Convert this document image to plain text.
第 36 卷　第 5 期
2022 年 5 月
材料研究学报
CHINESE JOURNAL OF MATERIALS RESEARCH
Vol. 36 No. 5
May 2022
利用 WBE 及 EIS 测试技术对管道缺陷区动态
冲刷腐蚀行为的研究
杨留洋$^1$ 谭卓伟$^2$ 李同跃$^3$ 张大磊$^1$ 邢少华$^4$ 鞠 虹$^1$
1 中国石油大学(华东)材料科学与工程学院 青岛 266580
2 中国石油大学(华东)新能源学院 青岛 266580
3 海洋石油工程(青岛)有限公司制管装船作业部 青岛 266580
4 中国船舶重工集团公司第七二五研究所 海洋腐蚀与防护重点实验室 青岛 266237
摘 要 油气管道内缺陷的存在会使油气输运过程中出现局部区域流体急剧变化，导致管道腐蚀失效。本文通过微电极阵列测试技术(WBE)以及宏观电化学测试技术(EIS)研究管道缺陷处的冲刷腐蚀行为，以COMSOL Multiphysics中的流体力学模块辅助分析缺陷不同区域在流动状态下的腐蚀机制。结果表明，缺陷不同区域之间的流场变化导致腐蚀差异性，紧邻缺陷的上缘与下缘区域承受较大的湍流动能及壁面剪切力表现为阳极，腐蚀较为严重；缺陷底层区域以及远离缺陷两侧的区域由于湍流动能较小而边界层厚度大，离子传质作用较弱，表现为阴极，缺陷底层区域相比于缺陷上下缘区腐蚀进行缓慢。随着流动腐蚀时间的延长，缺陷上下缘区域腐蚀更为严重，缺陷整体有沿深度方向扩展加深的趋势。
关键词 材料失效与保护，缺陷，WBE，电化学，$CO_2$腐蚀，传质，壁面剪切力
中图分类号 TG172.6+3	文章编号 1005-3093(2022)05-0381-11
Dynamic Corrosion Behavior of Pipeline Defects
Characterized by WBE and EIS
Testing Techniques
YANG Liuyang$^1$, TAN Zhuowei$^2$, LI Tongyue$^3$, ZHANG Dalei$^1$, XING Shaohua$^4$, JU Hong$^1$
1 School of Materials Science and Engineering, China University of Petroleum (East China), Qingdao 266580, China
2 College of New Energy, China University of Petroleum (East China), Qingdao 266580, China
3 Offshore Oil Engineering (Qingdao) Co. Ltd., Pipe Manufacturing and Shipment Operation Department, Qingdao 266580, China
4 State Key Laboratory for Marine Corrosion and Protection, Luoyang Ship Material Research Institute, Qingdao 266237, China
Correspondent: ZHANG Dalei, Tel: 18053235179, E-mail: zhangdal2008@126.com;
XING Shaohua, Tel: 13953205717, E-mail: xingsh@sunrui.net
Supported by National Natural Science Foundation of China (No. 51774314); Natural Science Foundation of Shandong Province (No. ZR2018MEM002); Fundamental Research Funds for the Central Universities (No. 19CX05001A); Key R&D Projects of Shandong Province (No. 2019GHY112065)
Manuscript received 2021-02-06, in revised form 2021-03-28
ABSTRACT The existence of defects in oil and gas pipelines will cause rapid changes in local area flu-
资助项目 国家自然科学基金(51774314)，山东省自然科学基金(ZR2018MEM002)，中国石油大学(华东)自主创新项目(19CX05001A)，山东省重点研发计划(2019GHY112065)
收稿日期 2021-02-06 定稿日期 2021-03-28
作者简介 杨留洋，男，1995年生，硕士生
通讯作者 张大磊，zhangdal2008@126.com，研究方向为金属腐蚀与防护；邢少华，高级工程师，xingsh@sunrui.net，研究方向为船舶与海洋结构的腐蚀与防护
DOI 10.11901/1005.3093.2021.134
===============
**YOUR TASK:**
Retype the listing. Match it exactly.

**ANSWER IN FULL:**
Convert this document image to plain text.
第 36 卷　第 5 期
2022 年 5 月
材料研究学报
CHINESE JOURNAL OF MATERIALS RESEARCH
Vol. 36 No. 5
May 2022
利用 WBE 及 EIS 测试技术对管道缺陷区动态
冲刷腐蚀行为的研究
杨留洋$^1$ 谭卓伟$^2$ 李同跃$^3$ 张大磊$^1$ 邢少华$^4$ 鞠 虹$^1$
1 中国石油大学(华东)材料科学与工程学院 青岛 266580
2 中国石油大学(华东)新能源学院 青岛 266580
3 海洋石油工程(青岛)有限公司制管装船作业部 青岛 266580
4 中国船舶重工集团公司第七二五研究所 海洋腐蚀与防护重点实验室 青岛 266237
摘 要 油气管道内缺陷的存在会使油气输运过程中出现局部区域流体急剧变化，导致管道腐蚀失效。本文通过微电极阵列测试技术(WBE)以及宏观电化学测试技术(EIS)研究管道缺陷处的冲刷腐蚀行为，以COMSOL Multiphysics中的流体力学模块辅助分析缺陷不同区域在流动状态下的腐蚀机制。结果表明，缺陷不同区域之间的流场变化导致腐蚀差异性，紧邻缺陷的上缘与下缘区域承受较大的湍流动能及壁面剪切力表现为阳极，腐蚀较为严重；缺陷底层区域以及远离缺陷两侧的区域由于湍流动能较小而边界层厚度大，离子传质作用较弱，表现为阴极，缺陷底层区域相比于缺陷上下缘区腐蚀进行缓慢。随着流动腐蚀时间的延长，缺陷上下缘区域腐蚀更为严重，缺陷整体有沿深度方向扩展加深的趋势。
关键词 材料失效与保护，缺陷，WBE，电化学，$CO_2$腐蚀，传质，壁面剪切力
中图分类号 TG172.6+3	文章编号 1005-3093(2022)05-0381-11
Dynamic Corrosion Behavior of Pipeline Defects
Characterized by WBE and EIS
Testing Techniques
YANG Liuyang$^1$, TAN Zhuowei$^2$, LI Tongyue$^3$, ZHANG Dalei$^1$, XING Shaohua$^4$, JU Hong$^1$
1 School of Materials Science and Engineering, China University of Petroleum (East China), Qingdao 266580, China
2 College of New Energy, China University of Petroleum (East China), Qingdao 266580, China
3 Offshore Oil Engineering (Qingdao) Co. Ltd., Pipe Manufacturing and Shipment Operation Department, Qingdao 266580, China
4 State Key Laboratory for Marine Corrosion and Protection, Luoyang Ship Material Research Institute, Qingdao 266237, China
Correspondent: ZHANG Dalei, Tel: 18053235179, E-mail: zhangdal2008@126.com;
XING Shaohua, Tel: 13953205717, E-mail: xingsh@sunrui.net
Supported by National Natural Science Foundation of China (No. 51774314); Natural Science Foundation of Shandong Province (No. ZR2018MEM002); Fundamental Research Funds for the Central Universities (No. 19CX05001A); Key R&D Projects of Shandong Province (No. 2019GHY112065)
Manuscript received 2021-02-06, in revised form 2021-03-28
ABSTRACT The existence of defects in oil and gas pipelines will cause rapid changes in local area flu-
资助项目 国家自然科学基金(51774314)，山东省自然科学基金(ZR2018MEM002)，中国石油大学(华东)自主创新项目(19CX05001A)，山东省重点研发计划(2019GHY112065)
收稿日期 2021-02-06 定稿日期 2021-03-28
作者简介 杨留洋，男，1995年生，硕士生
通讯作者 张大磊，zhangdal2008@126.com，研究方向为金属腐蚀与防护；邢少华，高级工程师，xingsh@sunrui.net，研究方向为船舶与海洋结构的腐蚀与防护
DOI 10.11901/1005.3093.2021.134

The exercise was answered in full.